Among the lines listed below, count those that include the string "Leksiyonaryo", and state only the count.

** START OF DATA IN THIS EXERCISE **

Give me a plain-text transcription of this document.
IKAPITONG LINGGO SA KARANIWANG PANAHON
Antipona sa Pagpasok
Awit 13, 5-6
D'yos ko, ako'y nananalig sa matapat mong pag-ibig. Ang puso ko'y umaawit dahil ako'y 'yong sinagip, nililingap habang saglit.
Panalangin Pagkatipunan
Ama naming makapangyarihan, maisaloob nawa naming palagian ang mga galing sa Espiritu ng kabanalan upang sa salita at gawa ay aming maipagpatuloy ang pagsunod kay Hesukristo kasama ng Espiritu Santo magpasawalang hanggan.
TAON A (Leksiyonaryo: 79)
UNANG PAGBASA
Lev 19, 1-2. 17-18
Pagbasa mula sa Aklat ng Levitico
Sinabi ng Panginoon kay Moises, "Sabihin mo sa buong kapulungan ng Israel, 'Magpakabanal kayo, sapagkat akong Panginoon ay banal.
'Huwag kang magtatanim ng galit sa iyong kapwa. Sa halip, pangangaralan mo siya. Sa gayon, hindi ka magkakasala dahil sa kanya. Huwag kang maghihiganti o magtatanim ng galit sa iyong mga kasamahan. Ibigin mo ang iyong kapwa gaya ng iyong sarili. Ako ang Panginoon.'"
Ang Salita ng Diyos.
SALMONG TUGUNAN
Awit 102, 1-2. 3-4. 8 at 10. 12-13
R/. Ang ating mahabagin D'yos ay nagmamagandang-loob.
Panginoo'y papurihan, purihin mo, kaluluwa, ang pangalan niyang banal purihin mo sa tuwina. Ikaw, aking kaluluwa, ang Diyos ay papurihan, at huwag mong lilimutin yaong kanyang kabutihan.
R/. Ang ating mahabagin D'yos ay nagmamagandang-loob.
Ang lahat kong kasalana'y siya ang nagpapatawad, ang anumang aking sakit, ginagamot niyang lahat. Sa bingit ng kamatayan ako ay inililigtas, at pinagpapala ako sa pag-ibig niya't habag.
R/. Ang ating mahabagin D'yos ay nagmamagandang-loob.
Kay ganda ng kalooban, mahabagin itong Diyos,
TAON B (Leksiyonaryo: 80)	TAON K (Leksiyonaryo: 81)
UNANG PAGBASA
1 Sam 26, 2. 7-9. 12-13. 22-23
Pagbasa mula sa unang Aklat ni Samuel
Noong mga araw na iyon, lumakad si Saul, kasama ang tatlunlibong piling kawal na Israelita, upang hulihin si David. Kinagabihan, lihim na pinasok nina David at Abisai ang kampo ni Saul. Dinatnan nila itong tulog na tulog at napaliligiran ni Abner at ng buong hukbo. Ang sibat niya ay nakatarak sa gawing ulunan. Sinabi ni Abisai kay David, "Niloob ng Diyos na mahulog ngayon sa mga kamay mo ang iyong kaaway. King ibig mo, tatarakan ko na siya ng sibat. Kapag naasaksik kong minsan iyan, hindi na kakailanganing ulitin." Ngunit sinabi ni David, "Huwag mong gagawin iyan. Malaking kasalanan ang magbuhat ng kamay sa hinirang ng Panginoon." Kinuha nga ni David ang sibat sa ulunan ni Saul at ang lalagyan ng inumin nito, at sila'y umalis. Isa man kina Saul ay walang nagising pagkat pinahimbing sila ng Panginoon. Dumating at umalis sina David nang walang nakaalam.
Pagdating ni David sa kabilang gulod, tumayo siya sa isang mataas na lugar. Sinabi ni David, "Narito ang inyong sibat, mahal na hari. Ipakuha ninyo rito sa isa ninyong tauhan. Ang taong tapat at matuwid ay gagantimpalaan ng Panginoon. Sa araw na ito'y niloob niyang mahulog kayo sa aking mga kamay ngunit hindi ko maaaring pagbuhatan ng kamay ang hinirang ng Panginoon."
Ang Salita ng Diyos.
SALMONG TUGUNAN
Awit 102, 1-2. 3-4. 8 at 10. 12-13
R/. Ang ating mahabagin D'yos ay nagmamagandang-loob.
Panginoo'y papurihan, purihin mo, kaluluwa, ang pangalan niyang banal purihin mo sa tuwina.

** END OF DATA IN THIS EXERCISE **

### FINISHED TASK:
2